-- begin --

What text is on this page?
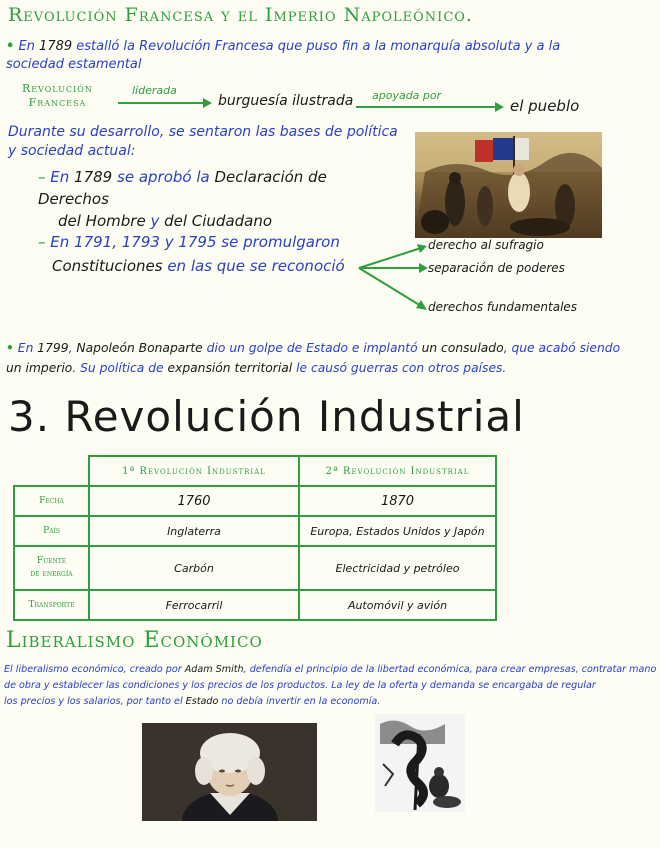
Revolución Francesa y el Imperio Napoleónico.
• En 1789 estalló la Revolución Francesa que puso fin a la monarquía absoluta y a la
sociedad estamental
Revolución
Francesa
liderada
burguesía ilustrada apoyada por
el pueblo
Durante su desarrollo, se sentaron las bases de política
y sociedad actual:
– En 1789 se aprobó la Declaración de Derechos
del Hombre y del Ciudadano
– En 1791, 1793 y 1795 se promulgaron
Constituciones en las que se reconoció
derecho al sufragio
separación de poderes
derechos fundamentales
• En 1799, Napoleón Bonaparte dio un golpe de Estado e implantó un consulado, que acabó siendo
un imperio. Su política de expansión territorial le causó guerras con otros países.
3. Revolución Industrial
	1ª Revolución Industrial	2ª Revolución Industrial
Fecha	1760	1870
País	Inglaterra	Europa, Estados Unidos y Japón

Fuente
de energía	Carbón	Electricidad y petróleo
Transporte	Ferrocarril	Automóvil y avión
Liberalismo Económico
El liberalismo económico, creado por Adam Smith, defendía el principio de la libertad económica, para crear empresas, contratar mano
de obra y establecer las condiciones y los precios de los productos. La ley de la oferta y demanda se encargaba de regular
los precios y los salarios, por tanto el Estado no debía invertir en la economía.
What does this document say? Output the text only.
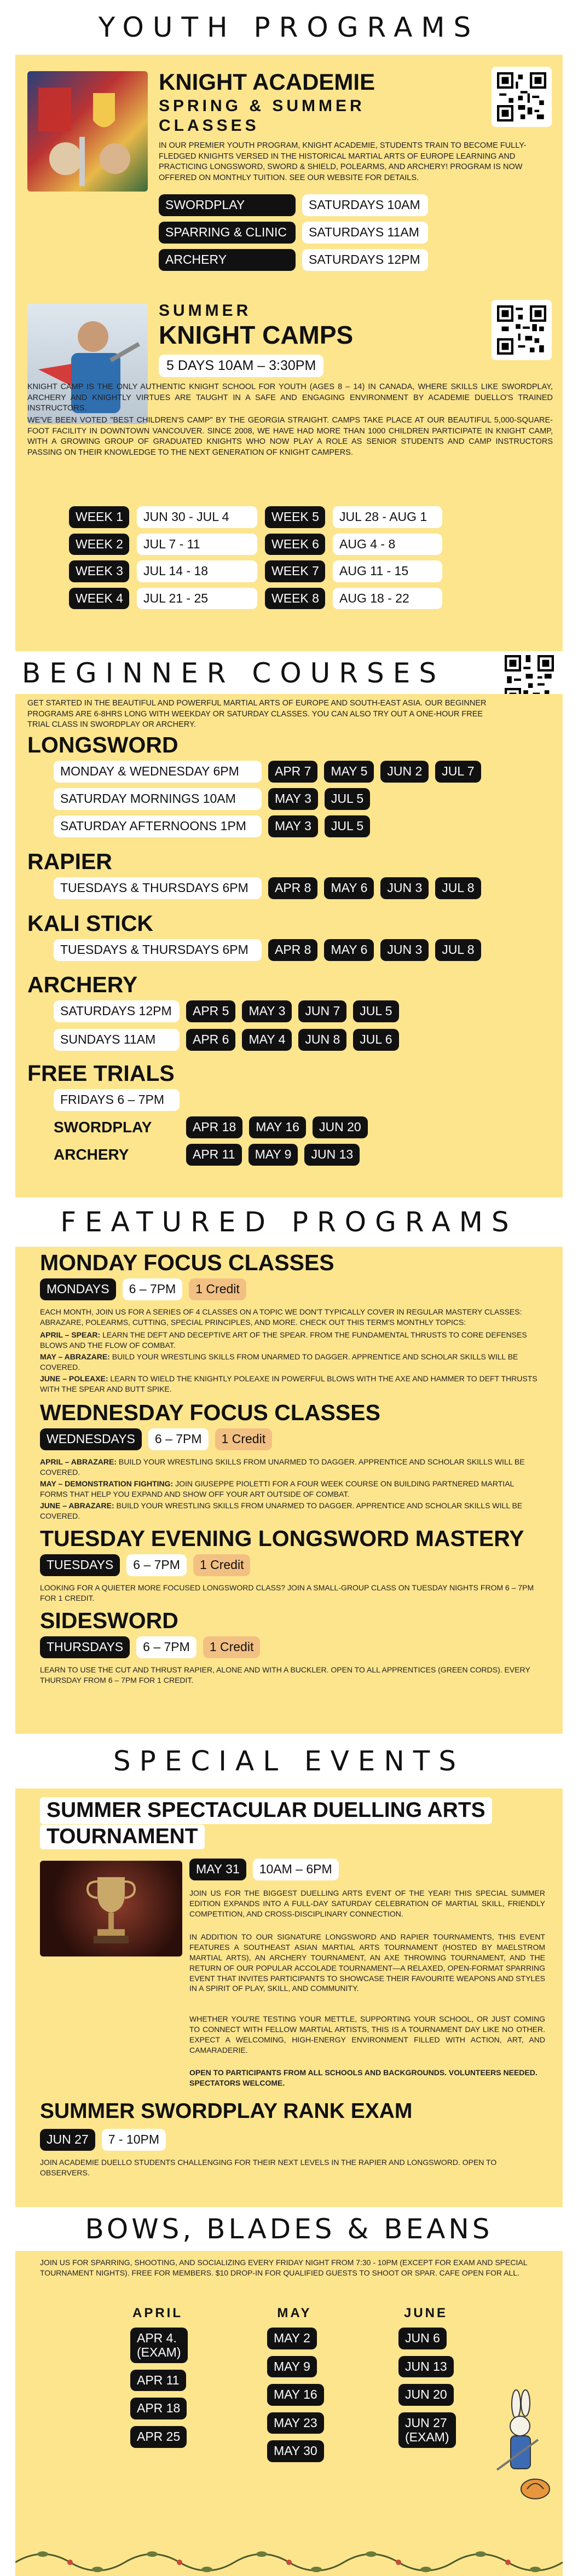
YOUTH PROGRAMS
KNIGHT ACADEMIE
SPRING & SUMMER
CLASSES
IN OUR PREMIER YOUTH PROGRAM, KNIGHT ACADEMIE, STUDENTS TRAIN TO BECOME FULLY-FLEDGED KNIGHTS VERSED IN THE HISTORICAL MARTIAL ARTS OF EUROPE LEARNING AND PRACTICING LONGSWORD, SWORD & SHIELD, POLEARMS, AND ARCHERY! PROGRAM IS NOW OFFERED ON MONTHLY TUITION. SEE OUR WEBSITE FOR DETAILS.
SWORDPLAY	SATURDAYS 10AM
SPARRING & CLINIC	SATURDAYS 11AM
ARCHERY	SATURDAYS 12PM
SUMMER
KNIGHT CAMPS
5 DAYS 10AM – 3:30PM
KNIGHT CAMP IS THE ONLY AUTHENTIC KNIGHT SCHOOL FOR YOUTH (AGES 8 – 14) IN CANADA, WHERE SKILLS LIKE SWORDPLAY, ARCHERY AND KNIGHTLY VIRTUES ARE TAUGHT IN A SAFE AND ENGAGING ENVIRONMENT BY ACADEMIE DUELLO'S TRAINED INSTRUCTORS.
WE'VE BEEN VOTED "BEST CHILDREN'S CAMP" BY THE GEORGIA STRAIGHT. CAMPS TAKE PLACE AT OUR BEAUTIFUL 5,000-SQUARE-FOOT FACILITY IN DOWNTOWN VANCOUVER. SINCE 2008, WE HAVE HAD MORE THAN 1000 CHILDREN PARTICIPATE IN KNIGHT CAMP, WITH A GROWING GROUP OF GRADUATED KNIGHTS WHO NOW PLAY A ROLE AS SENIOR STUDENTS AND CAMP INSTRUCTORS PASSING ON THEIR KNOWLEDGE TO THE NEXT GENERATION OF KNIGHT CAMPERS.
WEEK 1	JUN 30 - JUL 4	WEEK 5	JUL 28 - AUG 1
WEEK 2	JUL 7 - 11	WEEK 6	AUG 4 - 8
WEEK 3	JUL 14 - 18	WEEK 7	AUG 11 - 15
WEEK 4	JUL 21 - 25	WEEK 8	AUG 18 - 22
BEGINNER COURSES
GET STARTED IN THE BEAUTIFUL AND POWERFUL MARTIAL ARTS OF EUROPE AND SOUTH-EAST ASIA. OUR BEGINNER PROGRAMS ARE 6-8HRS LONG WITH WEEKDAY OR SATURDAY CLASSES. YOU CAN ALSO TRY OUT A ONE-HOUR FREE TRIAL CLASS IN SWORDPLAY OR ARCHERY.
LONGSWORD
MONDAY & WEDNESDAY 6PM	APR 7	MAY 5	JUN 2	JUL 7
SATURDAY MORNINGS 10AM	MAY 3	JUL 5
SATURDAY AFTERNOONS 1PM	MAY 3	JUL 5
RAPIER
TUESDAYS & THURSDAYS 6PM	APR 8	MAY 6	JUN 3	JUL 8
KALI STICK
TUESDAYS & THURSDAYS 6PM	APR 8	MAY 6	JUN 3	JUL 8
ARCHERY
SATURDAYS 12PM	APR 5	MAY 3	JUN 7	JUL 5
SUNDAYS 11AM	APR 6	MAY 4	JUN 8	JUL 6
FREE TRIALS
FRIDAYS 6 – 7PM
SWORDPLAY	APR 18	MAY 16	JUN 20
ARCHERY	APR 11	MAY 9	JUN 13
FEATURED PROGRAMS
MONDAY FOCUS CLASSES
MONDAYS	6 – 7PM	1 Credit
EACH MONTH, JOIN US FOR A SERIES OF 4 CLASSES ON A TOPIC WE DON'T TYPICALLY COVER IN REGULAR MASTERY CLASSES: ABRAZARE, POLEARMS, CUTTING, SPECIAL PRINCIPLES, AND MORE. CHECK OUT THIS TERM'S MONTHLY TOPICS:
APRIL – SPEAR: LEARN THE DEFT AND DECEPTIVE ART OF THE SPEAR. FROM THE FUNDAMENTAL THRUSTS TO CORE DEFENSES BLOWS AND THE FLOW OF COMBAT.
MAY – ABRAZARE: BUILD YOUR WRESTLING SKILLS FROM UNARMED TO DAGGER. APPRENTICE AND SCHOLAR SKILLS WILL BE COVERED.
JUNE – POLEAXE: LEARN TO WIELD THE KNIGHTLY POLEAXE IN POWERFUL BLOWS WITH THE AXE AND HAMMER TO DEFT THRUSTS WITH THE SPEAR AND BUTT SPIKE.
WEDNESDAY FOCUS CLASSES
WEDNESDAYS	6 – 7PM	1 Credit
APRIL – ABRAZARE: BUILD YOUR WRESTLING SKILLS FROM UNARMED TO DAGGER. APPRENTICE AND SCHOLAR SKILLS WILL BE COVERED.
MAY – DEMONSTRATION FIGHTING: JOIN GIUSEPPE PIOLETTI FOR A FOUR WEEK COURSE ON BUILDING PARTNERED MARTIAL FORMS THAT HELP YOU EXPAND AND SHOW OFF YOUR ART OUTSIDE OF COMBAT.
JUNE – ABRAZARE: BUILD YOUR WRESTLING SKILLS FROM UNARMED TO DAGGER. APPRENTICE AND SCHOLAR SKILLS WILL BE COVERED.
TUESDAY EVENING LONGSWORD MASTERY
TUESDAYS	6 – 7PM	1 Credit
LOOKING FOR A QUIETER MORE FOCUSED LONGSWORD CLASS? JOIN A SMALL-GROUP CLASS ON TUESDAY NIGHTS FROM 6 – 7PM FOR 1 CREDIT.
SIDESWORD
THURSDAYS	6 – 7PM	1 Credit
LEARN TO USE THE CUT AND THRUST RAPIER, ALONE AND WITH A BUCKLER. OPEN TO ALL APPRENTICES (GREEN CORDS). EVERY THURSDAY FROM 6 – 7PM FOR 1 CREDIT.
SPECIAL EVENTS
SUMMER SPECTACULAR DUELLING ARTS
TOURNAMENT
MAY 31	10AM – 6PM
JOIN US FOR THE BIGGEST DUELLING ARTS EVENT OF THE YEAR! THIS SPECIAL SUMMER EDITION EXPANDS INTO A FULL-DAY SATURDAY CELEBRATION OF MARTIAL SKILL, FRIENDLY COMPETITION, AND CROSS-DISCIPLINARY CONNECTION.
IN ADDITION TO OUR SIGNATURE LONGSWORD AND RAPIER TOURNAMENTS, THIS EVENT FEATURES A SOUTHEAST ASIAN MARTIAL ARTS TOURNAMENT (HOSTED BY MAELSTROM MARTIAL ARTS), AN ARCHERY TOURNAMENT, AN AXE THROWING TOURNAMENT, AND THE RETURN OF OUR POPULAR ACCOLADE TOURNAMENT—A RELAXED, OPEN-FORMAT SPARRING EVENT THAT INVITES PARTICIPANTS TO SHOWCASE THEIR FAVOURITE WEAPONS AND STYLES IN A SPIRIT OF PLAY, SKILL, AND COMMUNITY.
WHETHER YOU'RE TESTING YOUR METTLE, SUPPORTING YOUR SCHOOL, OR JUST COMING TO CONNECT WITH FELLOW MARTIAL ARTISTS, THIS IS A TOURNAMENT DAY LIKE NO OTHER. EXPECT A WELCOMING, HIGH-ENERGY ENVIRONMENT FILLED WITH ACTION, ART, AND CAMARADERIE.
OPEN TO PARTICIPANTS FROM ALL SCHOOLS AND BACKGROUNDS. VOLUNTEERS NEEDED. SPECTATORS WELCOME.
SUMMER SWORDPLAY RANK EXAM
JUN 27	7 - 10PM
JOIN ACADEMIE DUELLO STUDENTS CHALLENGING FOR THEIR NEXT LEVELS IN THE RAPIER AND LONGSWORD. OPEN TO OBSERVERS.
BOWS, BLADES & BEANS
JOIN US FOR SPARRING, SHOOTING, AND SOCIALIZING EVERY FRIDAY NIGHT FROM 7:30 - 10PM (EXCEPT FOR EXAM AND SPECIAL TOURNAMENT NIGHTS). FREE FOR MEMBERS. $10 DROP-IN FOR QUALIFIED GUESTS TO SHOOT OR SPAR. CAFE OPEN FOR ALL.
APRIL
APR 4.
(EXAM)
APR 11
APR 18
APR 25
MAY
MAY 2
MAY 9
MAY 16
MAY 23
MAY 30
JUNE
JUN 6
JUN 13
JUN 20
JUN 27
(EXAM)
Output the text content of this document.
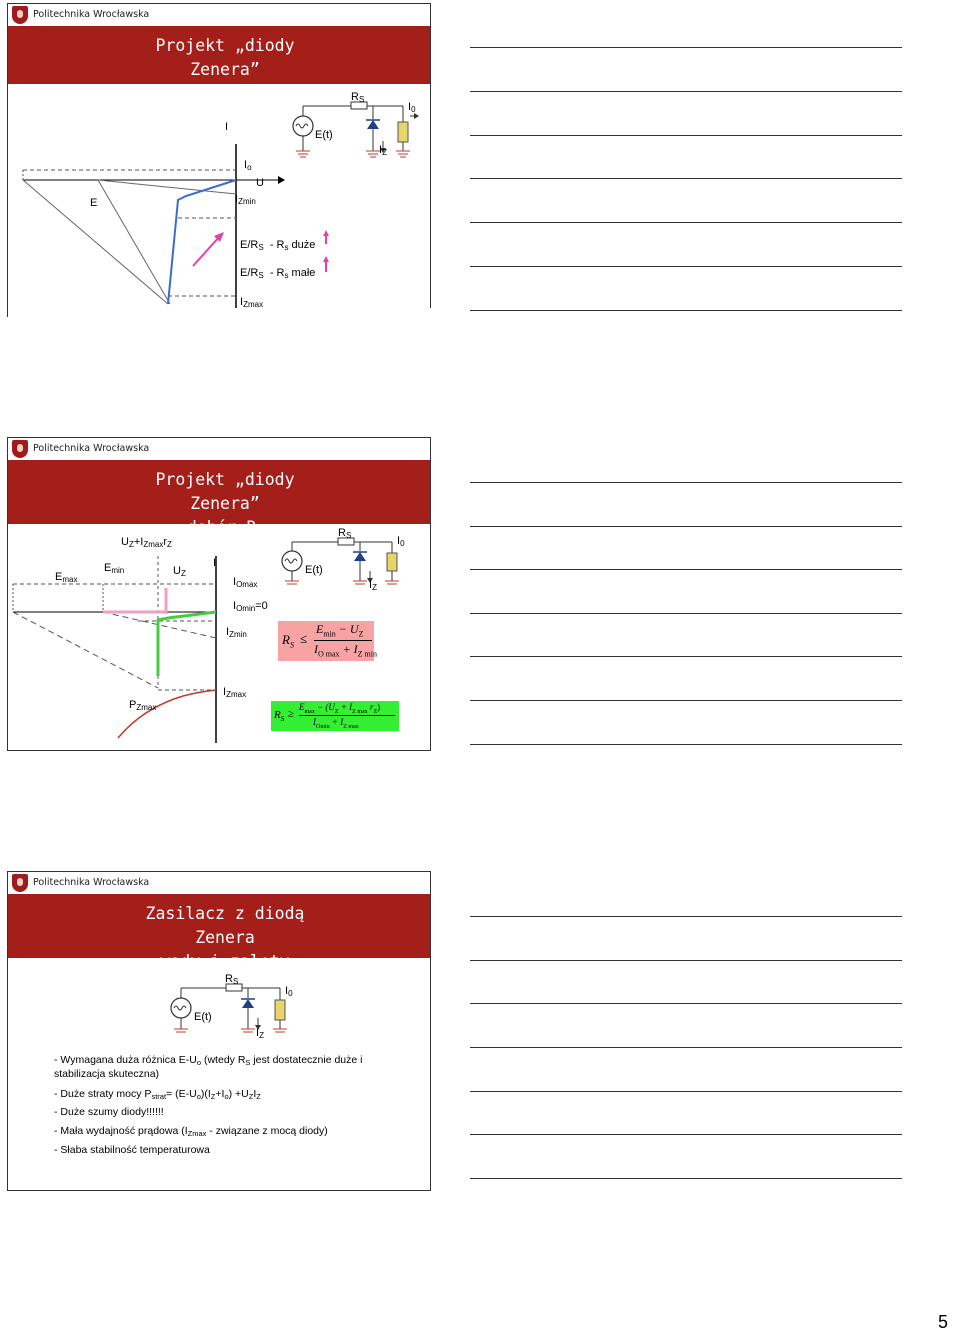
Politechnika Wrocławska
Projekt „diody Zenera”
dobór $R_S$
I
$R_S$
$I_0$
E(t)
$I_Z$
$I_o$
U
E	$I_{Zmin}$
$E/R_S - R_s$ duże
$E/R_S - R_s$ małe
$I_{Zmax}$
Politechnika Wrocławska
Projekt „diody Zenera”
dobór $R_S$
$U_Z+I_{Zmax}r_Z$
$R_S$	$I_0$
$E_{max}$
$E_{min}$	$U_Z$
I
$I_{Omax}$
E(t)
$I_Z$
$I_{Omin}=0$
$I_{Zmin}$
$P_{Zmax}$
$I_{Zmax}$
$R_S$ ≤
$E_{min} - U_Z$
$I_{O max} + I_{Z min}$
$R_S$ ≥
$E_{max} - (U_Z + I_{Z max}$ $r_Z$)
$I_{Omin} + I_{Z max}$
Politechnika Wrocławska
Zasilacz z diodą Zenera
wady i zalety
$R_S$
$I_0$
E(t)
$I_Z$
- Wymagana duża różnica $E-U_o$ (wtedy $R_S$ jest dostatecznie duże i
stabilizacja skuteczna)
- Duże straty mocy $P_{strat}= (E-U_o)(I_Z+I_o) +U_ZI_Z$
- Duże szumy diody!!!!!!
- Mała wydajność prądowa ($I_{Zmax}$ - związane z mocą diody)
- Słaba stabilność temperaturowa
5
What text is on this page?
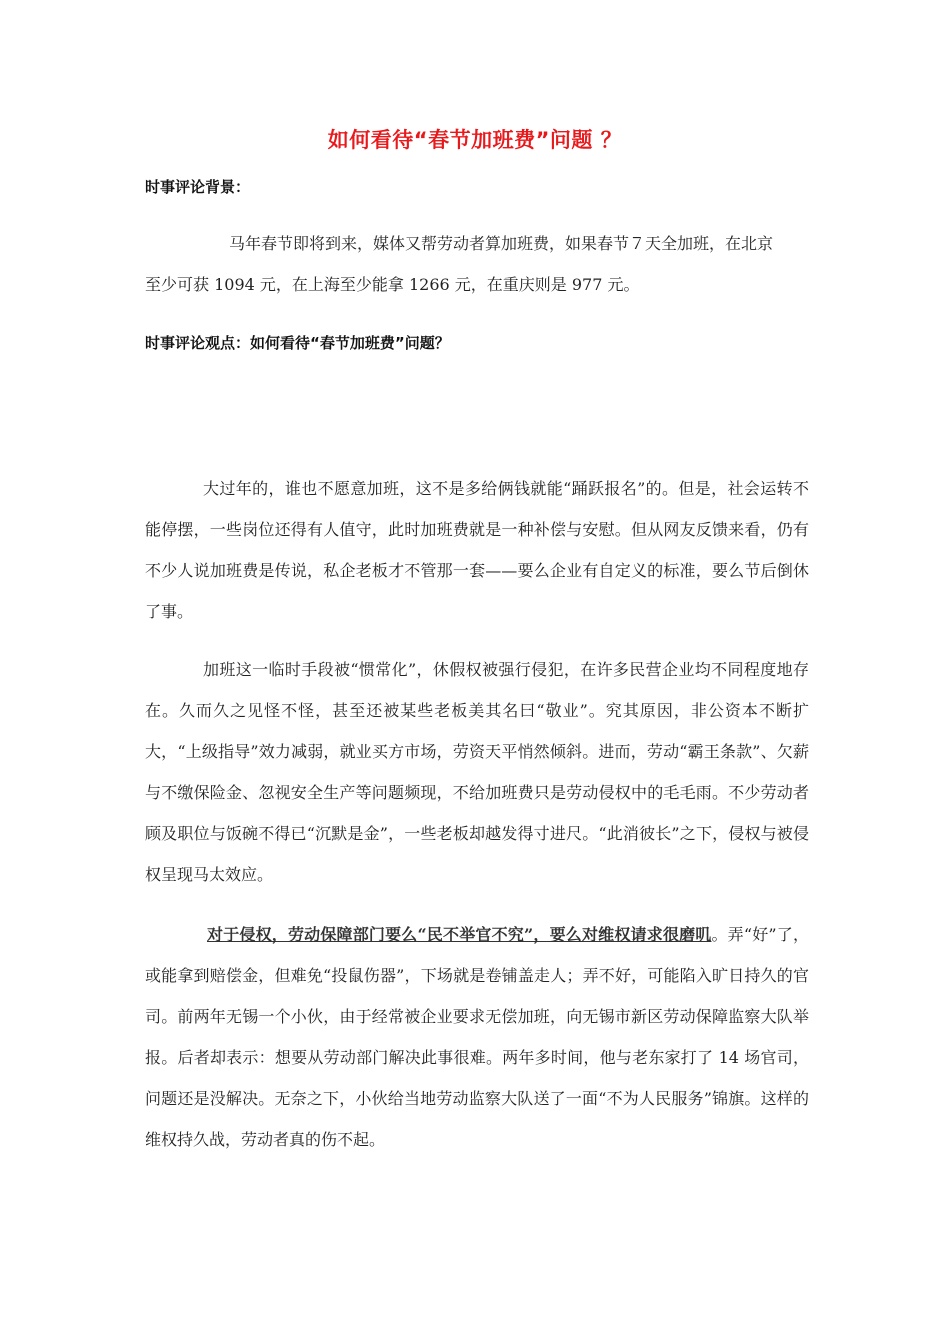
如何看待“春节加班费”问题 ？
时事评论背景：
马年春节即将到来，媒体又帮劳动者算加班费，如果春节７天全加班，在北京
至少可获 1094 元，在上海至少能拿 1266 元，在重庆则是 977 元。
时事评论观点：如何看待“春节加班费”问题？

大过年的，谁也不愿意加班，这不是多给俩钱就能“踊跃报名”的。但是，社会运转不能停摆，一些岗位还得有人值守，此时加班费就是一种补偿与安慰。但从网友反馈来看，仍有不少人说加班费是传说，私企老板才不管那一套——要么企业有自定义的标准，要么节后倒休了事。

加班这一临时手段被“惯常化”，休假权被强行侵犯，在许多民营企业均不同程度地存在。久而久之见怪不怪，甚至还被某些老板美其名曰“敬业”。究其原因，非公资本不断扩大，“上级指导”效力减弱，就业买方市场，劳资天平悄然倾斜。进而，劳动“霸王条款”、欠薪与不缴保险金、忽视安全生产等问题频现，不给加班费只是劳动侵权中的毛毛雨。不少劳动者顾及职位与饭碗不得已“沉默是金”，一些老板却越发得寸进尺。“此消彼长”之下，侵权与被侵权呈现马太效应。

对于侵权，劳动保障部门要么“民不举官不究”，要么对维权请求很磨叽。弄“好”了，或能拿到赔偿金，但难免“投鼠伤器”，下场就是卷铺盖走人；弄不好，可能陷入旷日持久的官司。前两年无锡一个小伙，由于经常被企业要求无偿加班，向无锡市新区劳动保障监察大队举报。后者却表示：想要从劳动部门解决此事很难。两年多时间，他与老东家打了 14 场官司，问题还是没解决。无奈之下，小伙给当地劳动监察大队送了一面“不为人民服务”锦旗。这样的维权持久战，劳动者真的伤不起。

-- end --

■ GIVEN EXERCISE ■
Collect the complete line wherever the string "SPEAR" appears in the records.

■ OUTPUT FOR THIS TASK ■
APRIL – SPEAR: LEARN THE DEFT AND DECEPTIVE ART OF THE SPEAR. FROM THE FUNDAMENTAL THRUSTS TO CORE DEFENSES BLOWS AND THE FLOW OF COMBAT.
JUNE – POLEAXE: LEARN TO WIELD THE KNIGHTLY POLEAXE IN POWERFUL BLOWS WITH THE AXE AND HAMMER TO DEFT THRUSTS WITH THE SPEAR AND BUTT SPIKE.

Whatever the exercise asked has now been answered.